» 課題の内容
以下の記録の各行を、一字一句違えずにすべて引用してください。ただし、画像は解答から除いてください。

要素の配置データ:
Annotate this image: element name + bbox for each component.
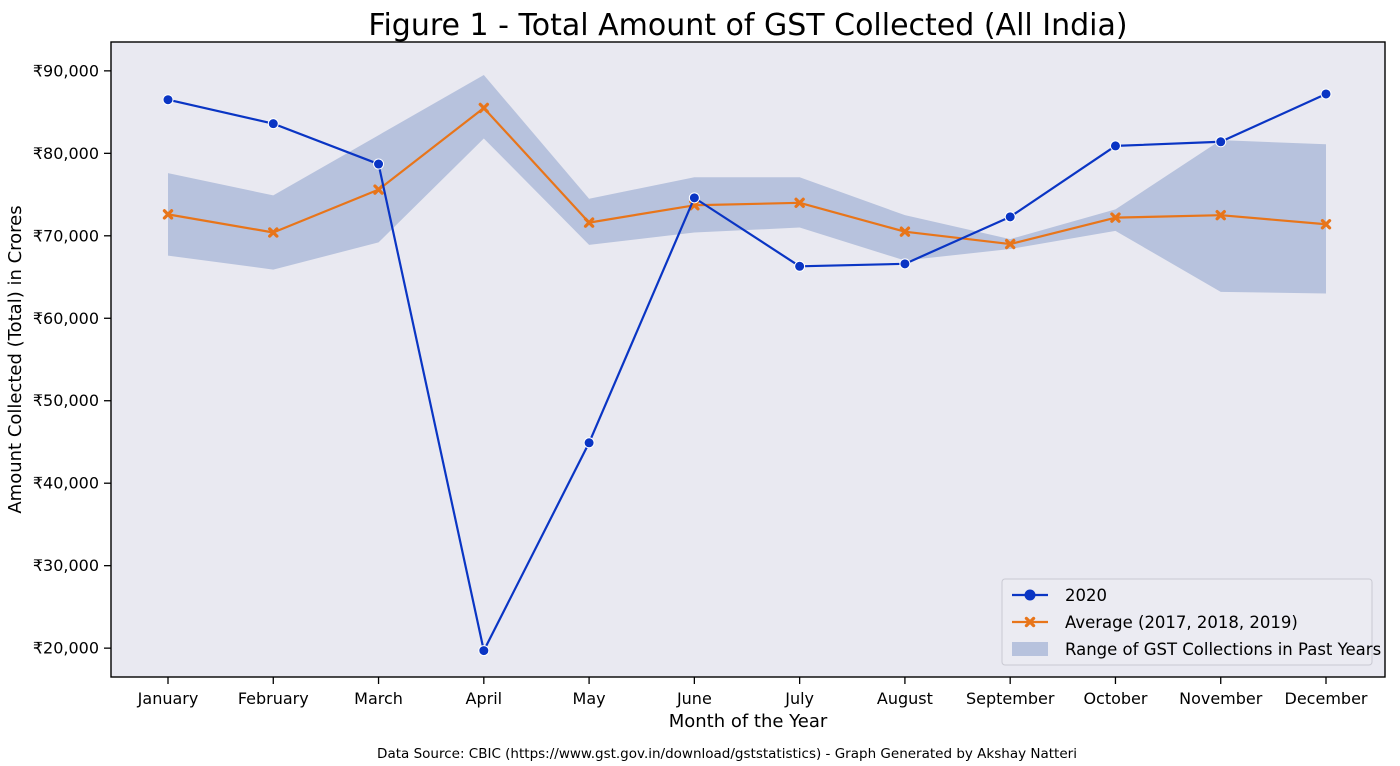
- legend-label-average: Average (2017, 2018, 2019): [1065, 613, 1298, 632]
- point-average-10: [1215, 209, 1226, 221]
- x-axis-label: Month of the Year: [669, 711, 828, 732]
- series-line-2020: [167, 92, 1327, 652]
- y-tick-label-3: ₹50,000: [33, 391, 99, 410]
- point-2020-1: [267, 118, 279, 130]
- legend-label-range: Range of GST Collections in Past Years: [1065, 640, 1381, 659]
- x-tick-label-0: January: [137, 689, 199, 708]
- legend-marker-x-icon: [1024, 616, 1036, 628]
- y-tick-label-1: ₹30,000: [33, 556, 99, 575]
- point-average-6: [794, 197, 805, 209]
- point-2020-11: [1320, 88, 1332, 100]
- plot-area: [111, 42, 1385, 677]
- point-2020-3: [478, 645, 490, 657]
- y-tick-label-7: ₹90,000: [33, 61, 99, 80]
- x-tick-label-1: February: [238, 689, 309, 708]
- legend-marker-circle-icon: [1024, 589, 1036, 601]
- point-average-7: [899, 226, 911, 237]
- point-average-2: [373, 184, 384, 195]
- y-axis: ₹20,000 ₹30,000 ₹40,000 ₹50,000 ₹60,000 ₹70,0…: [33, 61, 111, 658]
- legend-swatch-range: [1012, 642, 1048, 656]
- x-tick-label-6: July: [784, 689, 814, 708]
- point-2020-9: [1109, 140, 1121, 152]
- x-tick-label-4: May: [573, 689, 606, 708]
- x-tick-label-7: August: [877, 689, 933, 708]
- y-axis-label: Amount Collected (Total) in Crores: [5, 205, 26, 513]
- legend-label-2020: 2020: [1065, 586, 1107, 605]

» 課題の解答
Annotate this image: element name + bbox for each component.
- legend-label-average: Average (2017, 2018, 2019): [1065, 613, 1298, 632]
- point-average-10: [1215, 209, 1226, 221]
- x-axis-label: Month of the Year: [669, 711, 828, 732]
- series-line-2020: [167, 92, 1327, 652]
- y-tick-label-3: ₹50,000: [33, 391, 99, 410]
- point-2020-1: [267, 118, 279, 130]
- legend-label-range: Range of GST Collections in Past Years: [1065, 640, 1381, 659]
- x-tick-label-0: January: [137, 689, 199, 708]
- legend-marker-x-icon: [1024, 616, 1036, 628]
- y-tick-label-1: ₹30,000: [33, 556, 99, 575]
- point-average-6: [794, 197, 805, 209]
- point-2020-11: [1320, 88, 1332, 100]
- plot-area: [111, 42, 1385, 677]
- point-2020-3: [478, 645, 490, 657]
- y-tick-label-7: ₹90,000: [33, 61, 99, 80]
- x-tick-label-1: February: [238, 689, 309, 708]
- legend-marker-circle-icon: [1024, 589, 1036, 601]
- point-average-7: [899, 226, 911, 237]
- point-average-2: [373, 184, 384, 195]
- y-axis: ₹20,000 ₹30,000 ₹40,000 ₹50,000 ₹60,000 ₹70,0…: [33, 61, 111, 658]
- legend-swatch-range: [1012, 642, 1048, 656]
- x-tick-label-6: July: [784, 689, 814, 708]
- point-2020-9: [1109, 140, 1121, 152]
- x-tick-label-4: May: [573, 689, 606, 708]
- x-tick-label-7: August: [877, 689, 933, 708]
- y-axis-label: Amount Collected (Total) in Crores: [5, 205, 26, 513]
- legend-label-2020: 2020: [1065, 586, 1107, 605]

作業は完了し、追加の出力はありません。